▶ _DATA IN THIS EXERCISE_:

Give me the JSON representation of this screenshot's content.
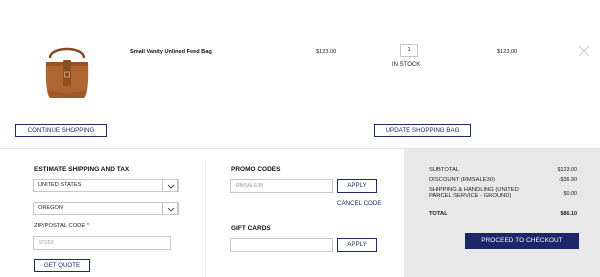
{
  "cart": {
    "item": {
      "name": "Small Vanity Unlined Feed Bag",
      "price": "$123.00",
      "quantity": "1",
      "stock_status": "IN STOCK",
      "total": "$123.00"
    },
    "continue_label": "CONTINUE SHOPPING",
    "update_label": "UPDATE SHOPPING BAG"
  },
  "shipping": {
    "title": "ESTIMATE SHIPPING AND TAX",
    "country": "UNITED STATES",
    "state": "OREGON",
    "zip_label": "ZIP/POSTAL CODE",
    "zip_required_mark": "*",
    "zip_value": "97253",
    "get_quote_label": "GET QUOTE"
  },
  "promo": {
    "title": "PROMO CODES",
    "code_value": "RMSALE30",
    "apply_label": "APPLY",
    "cancel_label": "CANCEL CODE"
  },
  "gift": {
    "title": "GIFT CARDS",
    "apply_label": "APPLY"
  },
  "summary": {
    "subtotal_label": "SUBTOTAL",
    "subtotal_value": "$123.00",
    "discount_label": "DISCOUNT (RMSALE30)",
    "discount_value": "-$36.90",
    "shipping_label_1": "SHIPPING & HANDLING (UNITED",
    "shipping_label_2": "PARCEL SERVICE - GROUND)",
    "shipping_value": "$0.00",
    "total_label": "TOTAL",
    "total_value": "$86.10",
    "checkout_label": "PROCEED TO CHECKOUT"
  },
  "colors": {
    "accent": "#1d2a6b",
    "summary_bg": "#e8e8e8"
  },
  "icons": {
    "product": "feed-bag-image",
    "remove": "close-icon",
    "dropdown": "chevron-down-icon"
  }
}
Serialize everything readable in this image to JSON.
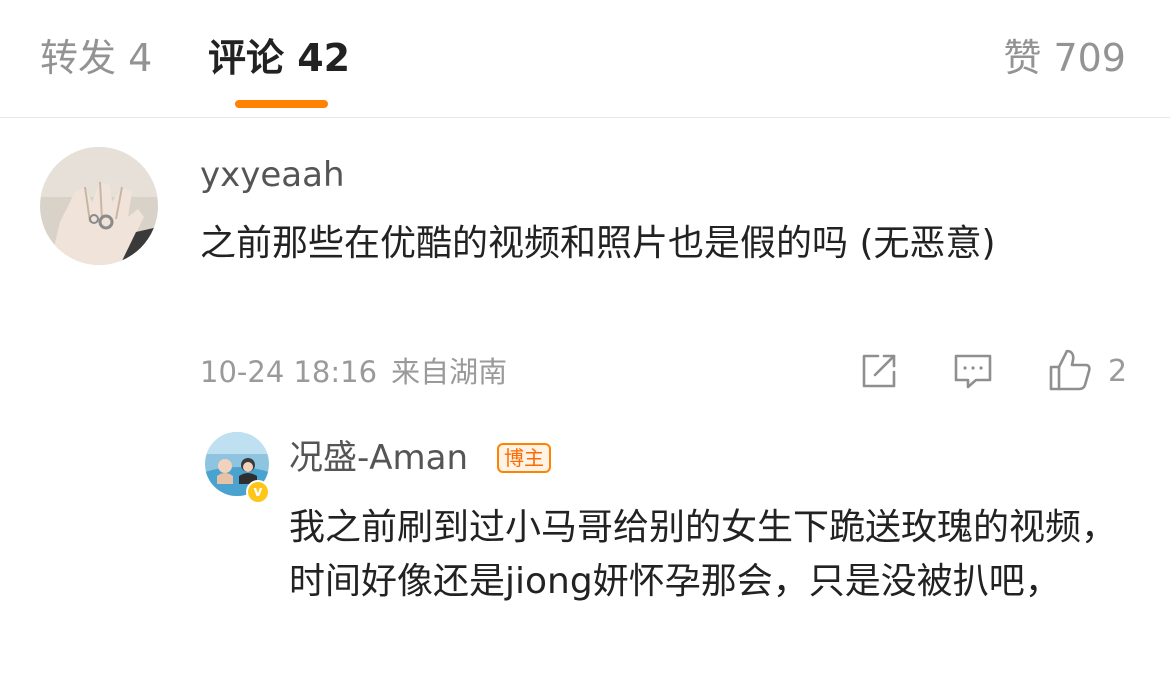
{
  "tabs": {
    "repost": "转发 4",
    "comments": "评论 42",
    "likes": "赞 709"
  },
  "colors": {
    "accent": "#ff8200",
    "muted_text": "#9a9a9a"
  },
  "comment": {
    "username": "yxyeaah",
    "text": "之前那些在优酷的视频和照片也是假的吗 (无恶意)",
    "time": "10-24 18:16",
    "location": "来自湖南",
    "like_count": "2",
    "icons": [
      "share-icon",
      "reply-icon",
      "like-icon"
    ]
  },
  "reply": {
    "username": "况盛-Aman",
    "badge": "博主",
    "verified_icon": "verified-badge-icon",
    "text": "我之前刷到过小马哥给别的女生下跪送玫瑰的视频，时间好像还是jiong妍怀孕那会，只是没被扒吧，"
  }
}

▶ _PROBLEM DESCRIPTION_:
Say how many lines in the records hold the string "JSON", and say nothing else.

▶ _OUTPUT OF THE EXERCISE_:
2